■ **To be done**:
Will you print the material below without altering a single character?

--- Begin ---

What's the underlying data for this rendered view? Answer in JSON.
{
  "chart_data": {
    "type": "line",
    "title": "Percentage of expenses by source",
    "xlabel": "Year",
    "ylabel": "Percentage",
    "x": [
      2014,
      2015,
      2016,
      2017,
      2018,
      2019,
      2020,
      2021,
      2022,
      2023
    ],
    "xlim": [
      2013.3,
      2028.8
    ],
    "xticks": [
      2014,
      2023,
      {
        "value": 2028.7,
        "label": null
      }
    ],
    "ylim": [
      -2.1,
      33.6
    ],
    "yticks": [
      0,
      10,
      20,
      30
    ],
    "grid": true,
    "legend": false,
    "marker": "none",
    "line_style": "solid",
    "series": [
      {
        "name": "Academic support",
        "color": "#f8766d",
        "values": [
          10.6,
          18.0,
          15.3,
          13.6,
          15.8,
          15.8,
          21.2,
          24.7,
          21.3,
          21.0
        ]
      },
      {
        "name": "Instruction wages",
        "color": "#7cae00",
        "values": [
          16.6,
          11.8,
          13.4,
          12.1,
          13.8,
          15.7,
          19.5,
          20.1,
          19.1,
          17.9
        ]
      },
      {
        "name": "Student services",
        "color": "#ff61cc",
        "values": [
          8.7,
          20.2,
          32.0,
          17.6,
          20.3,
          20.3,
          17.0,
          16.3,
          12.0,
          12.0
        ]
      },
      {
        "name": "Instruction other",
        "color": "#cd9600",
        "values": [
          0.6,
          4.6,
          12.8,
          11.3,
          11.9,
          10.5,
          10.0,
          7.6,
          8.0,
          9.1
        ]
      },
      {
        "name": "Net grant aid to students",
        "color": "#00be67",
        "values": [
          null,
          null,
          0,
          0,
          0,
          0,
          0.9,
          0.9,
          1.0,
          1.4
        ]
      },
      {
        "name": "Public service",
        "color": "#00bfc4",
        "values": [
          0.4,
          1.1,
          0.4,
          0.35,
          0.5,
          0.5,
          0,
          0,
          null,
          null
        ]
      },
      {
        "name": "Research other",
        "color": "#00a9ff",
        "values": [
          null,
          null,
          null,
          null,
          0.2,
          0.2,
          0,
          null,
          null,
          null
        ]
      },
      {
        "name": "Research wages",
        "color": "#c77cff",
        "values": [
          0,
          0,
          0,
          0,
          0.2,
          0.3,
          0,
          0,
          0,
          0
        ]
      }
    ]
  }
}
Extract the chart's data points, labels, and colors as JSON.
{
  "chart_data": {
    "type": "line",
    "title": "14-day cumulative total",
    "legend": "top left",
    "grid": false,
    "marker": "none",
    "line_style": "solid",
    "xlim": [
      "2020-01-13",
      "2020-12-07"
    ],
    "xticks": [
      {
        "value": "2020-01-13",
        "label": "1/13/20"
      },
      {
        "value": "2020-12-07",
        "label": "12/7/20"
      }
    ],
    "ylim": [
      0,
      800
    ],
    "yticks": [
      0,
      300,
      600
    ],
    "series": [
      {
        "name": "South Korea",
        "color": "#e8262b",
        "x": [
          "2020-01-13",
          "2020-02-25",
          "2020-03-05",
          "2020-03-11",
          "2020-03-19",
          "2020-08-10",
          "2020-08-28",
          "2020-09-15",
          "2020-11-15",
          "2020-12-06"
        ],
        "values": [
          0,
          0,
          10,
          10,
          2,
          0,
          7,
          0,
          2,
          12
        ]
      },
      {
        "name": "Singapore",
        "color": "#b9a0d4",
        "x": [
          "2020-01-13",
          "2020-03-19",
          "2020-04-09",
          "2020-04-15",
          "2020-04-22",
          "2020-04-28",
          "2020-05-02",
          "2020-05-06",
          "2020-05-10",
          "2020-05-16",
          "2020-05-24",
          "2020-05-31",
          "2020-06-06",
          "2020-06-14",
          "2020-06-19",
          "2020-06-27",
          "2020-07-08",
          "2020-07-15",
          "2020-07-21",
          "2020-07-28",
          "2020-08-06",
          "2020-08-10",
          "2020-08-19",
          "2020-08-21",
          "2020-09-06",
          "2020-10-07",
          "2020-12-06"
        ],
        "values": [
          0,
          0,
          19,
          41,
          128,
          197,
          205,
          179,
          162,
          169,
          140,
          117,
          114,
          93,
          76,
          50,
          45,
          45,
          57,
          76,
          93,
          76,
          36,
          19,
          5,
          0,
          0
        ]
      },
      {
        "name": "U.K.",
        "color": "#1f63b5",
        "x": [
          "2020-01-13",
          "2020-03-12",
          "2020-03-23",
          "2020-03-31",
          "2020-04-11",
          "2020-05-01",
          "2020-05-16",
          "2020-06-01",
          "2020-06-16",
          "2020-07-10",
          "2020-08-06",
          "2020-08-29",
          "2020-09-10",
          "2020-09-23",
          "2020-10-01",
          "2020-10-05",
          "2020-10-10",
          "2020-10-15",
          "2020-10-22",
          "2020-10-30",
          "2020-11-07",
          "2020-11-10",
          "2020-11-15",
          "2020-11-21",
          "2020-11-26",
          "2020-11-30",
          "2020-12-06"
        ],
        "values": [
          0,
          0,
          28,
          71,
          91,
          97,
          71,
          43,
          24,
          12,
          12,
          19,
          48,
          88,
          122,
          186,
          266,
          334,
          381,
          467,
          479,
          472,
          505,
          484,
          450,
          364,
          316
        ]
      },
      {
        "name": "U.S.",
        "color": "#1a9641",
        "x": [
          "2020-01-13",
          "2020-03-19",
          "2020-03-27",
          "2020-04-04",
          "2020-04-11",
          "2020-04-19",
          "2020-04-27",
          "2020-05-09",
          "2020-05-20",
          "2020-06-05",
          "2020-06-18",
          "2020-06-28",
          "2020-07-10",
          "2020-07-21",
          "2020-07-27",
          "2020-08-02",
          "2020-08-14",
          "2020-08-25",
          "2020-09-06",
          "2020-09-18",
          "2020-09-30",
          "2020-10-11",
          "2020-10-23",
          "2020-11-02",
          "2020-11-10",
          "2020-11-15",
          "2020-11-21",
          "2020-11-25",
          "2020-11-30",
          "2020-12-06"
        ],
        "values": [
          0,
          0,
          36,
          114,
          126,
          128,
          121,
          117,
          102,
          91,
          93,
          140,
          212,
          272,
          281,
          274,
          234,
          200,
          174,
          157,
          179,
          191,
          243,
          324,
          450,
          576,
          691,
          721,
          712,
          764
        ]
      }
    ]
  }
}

--- End ---

■ **Result**:
What's the underlying data for this rendered view? Answer in JSON.
{
  "chart_data": {
    "type": "line",
    "title": "Percentage of expenses by source",
    "xlabel": "Year",
    "ylabel": "Percentage",
    "x": [
      2014,
      2015,
      2016,
      2017,
      2018,
      2019,
      2020,
      2021,
      2022,
      2023
    ],
    "xlim": [
      2013.3,
      2028.8
    ],
    "xticks": [
      2014,
      2023,
      {
        "value": 2028.7,
        "label": null
      }
    ],
    "ylim": [
      -2.1,
      33.6
    ],
    "yticks": [
      0,
      10,
      20,
      30
    ],
    "grid": true,
    "legend": false,
    "marker": "none",
    "line_style": "solid",
    "series": [
      {
        "name": "Academic support",
        "color": "#f8766d",
        "values": [
          10.6,
          18.0,
          15.3,
          13.6,
          15.8,
          15.8,
          21.2,
          24.7,
          21.3,
          21.0
        ]
      },
      {
        "name": "Instruction wages",
        "color": "#7cae00",
        "values": [
          16.6,
          11.8,
          13.4,
          12.1,
          13.8,
          15.7,
          19.5,
          20.1,
          19.1,
          17.9
        ]
      },
      {
        "name": "Student services",
        "color": "#ff61cc",
        "values": [
          8.7,
          20.2,
          32.0,
          17.6,
          20.3,
          20.3,
          17.0,
          16.3,
          12.0,
          12.0
        ]
      },
      {
        "name": "Instruction other",
        "color": "#cd9600",
        "values": [
          0.6,
          4.6,
          12.8,
          11.3,
          11.9,
          10.5,
          10.0,
          7.6,
          8.0,
          9.1
        ]
      },
      {
        "name": "Net grant aid to students",
        "color": "#00be67",
        "values": [
          null,
          null,
          0,
          0,
          0,
          0,
          0.9,
          0.9,
          1.0,
          1.4
        ]
      },
      {
        "name": "Public service",
        "color": "#00bfc4",
        "values": [
          0.4,
          1.1,
          0.4,
          0.35,
          0.5,
          0.5,
          0,
          0,
          null,
          null
        ]
      },
      {
        "name": "Research other",
        "color": "#00a9ff",
        "values": [
          null,
          null,
          null,
          null,
          0.2,
          0.2,
          0,
          null,
          null,
          null
        ]
      },
      {
        "name": "Research wages",
        "color": "#c77cff",
        "values": [
          0,
          0,
          0,
          0,
          0.2,
          0.3,
          0,
          0,
          0,
          0
        ]
      }
    ]
  }
}
Extract the chart's data points, labels, and colors as JSON.
{
  "chart_data": {
    "type": "line",
    "title": "14-day cumulative total",
    "legend": "top left",
    "grid": false,
    "marker": "none",
    "line_style": "solid",
    "xlim": [
      "2020-01-13",
      "2020-12-07"
    ],
    "xticks": [
      {
        "value": "2020-01-13",
        "label": "1/13/20"
      },
      {
        "value": "2020-12-07",
        "label": "12/7/20"
      }
    ],
    "ylim": [
      0,
      800
    ],
    "yticks": [
      0,
      300,
      600
    ],
    "series": [
      {
        "name": "South Korea",
        "color": "#e8262b",
        "x": [
          "2020-01-13",
          "2020-02-25",
          "2020-03-05",
          "2020-03-11",
          "2020-03-19",
          "2020-08-10",
          "2020-08-28",
          "2020-09-15",
          "2020-11-15",
          "2020-12-06"
        ],
        "values": [
          0,
          0,
          10,
          10,
          2,
          0,
          7,
          0,
          2,
          12
        ]
      },
      {
        "name": "Singapore",
        "color": "#b9a0d4",
        "x": [
          "2020-01-13",
          "2020-03-19",
          "2020-04-09",
          "2020-04-15",
          "2020-04-22",
          "2020-04-28",
          "2020-05-02",
          "2020-05-06",
          "2020-05-10",
          "2020-05-16",
          "2020-05-24",
          "2020-05-31",
          "2020-06-06",
          "2020-06-14",
          "2020-06-19",
          "2020-06-27",
          "2020-07-08",
          "2020-07-15",
          "2020-07-21",
          "2020-07-28",
          "2020-08-06",
          "2020-08-10",
          "2020-08-19",
          "2020-08-21",
          "2020-09-06",
          "2020-10-07",
          "2020-12-06"
        ],
        "values": [
          0,
          0,
          19,
          41,
          128,
          197,
          205,
          179,
          162,
          169,
          140,
          117,
          114,
          93,
          76,
          50,
          45,
          45,
          57,
          76,
          93,
          76,
          36,
          19,
          5,
          0,
          0
        ]
      },
      {
        "name": "U.K.",
        "color": "#1f63b5",
        "x": [
          "2020-01-13",
          "2020-03-12",
          "2020-03-23",
          "2020-03-31",
          "2020-04-11",
          "2020-05-01",
          "2020-05-16",
          "2020-06-01",
          "2020-06-16",
          "2020-07-10",
          "2020-08-06",
          "2020-08-29",
          "2020-09-10",
          "2020-09-23",
          "2020-10-01",
          "2020-10-05",
          "2020-10-10",
          "2020-10-15",
          "2020-10-22",
          "2020-10-30",
          "2020-11-07",
          "2020-11-10",
          "2020-11-15",
          "2020-11-21",
          "2020-11-26",
          "2020-11-30",
          "2020-12-06"
        ],
        "values": [
          0,
          0,
          28,
          71,
          91,
          97,
          71,
          43,
          24,
          12,
          12,
          19,
          48,
          88,
          122,
          186,
          266,
          334,
          381,
          467,
          479,
          472,
          505,
          484,
          450,
          364,
          316
        ]
      },
      {
        "name": "U.S.",
        "color": "#1a9641",
        "x": [
          "2020-01-13",
          "2020-03-19",
          "2020-03-27",
          "2020-04-04",
          "2020-04-11",
          "2020-04-19",
          "2020-04-27",
          "2020-05-09",
          "2020-05-20",
          "2020-06-05",
          "2020-06-18",
          "2020-06-28",
          "2020-07-10",
          "2020-07-21",
          "2020-07-27",
          "2020-08-02",
          "2020-08-14",
          "2020-08-25",
          "2020-09-06",
          "2020-09-18",
          "2020-09-30",
          "2020-10-11",
          "2020-10-23",
          "2020-11-02",
          "2020-11-10",
          "2020-11-15",
          "2020-11-21",
          "2020-11-25",
          "2020-11-30",
          "2020-12-06"
        ],
        "values": [
          0,
          0,
          36,
          114,
          126,
          128,
          121,
          117,
          102,
          91,
          93,
          140,
          212,
          272,
          281,
          274,
          234,
          200,
          174,
          157,
          179,
          191,
          243,
          324,
          450,
          576,
          691,
          721,
          712,
          764
        ]
      }
    ]
  }
}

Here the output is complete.